Exercise
Tell how many lines in these records contain the string "印刷包装公司领导班子述职报告", with only the number as the reply.

--------

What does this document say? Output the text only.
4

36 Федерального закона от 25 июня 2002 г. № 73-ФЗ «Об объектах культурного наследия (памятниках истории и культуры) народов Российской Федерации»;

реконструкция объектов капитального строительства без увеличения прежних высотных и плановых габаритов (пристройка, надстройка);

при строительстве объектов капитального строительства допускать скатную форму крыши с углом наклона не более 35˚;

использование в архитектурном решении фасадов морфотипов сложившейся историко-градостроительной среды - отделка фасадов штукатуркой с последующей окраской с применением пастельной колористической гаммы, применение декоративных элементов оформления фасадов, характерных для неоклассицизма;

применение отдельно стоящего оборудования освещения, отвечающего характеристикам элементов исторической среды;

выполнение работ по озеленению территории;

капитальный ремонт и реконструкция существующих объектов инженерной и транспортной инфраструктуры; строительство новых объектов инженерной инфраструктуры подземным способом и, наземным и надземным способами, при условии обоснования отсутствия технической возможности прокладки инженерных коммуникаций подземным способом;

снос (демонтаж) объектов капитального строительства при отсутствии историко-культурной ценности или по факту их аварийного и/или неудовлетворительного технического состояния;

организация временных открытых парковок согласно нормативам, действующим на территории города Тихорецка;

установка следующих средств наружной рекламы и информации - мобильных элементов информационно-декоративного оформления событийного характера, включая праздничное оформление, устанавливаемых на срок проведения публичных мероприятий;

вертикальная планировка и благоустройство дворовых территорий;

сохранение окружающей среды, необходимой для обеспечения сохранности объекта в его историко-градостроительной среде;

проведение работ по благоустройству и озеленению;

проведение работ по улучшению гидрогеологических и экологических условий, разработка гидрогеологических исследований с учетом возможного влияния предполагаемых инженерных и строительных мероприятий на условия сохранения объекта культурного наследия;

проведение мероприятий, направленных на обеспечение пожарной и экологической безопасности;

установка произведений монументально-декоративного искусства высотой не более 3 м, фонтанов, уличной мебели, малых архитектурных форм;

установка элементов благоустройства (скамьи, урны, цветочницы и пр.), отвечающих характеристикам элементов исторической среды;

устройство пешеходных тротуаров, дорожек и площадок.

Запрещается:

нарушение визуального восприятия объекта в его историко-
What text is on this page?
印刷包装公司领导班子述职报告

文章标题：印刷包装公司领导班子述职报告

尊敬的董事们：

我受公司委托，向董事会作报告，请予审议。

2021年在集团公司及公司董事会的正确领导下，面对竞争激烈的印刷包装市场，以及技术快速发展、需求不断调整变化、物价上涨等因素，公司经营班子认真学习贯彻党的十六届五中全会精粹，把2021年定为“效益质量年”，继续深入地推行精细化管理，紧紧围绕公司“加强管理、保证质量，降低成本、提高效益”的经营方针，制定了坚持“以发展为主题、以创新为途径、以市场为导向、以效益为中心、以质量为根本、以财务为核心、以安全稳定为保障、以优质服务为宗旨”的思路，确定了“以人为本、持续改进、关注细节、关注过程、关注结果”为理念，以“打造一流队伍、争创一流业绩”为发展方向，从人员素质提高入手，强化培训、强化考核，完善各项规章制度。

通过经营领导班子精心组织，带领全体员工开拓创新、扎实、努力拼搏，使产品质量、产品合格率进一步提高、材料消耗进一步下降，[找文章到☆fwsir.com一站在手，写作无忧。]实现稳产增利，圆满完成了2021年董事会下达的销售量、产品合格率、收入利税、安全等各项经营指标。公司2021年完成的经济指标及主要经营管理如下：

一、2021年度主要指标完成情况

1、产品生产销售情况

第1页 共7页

--------

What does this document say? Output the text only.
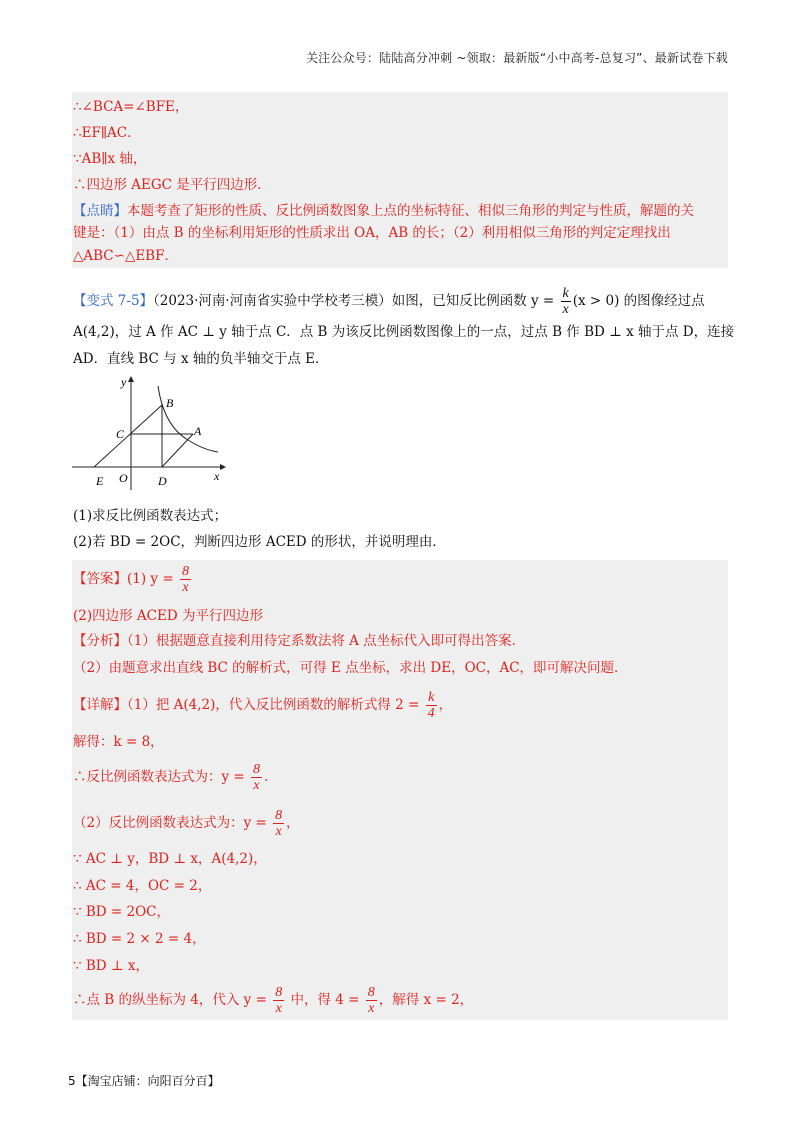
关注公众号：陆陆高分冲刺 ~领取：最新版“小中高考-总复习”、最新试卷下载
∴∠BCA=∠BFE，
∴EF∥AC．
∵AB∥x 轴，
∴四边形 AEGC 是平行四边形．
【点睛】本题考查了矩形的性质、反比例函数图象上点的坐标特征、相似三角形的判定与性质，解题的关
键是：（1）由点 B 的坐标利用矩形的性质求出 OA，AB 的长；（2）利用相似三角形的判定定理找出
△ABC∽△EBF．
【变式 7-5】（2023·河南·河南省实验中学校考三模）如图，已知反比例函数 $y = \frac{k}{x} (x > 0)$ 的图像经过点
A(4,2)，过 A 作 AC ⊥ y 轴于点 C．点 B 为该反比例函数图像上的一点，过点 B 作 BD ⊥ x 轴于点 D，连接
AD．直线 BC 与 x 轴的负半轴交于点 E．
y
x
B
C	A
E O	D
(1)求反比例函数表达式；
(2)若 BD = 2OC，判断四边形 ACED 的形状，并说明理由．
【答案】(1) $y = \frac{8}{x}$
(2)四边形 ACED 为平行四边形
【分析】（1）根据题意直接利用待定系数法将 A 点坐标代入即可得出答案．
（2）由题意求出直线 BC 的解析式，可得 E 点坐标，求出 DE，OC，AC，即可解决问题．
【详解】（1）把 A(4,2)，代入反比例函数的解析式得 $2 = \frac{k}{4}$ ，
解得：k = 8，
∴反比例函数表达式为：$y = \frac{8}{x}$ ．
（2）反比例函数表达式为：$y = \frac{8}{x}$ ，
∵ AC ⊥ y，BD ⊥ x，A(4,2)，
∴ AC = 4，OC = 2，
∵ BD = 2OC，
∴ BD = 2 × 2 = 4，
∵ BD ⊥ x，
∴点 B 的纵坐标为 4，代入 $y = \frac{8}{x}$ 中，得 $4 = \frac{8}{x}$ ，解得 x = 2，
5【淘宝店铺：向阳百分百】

--------

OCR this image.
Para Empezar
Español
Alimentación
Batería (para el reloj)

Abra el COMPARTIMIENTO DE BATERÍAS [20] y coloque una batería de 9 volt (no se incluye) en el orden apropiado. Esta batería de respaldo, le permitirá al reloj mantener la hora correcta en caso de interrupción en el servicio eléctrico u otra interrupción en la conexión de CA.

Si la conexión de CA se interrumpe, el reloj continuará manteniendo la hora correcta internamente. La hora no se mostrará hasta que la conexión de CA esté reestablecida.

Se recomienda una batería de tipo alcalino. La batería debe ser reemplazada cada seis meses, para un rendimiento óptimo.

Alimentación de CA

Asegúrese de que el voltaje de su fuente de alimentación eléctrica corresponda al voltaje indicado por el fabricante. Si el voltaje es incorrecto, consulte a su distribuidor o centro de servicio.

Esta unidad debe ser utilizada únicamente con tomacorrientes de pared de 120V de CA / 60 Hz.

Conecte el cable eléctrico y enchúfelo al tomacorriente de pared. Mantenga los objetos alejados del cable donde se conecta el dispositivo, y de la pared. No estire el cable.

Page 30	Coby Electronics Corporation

--------

Answer to the task
2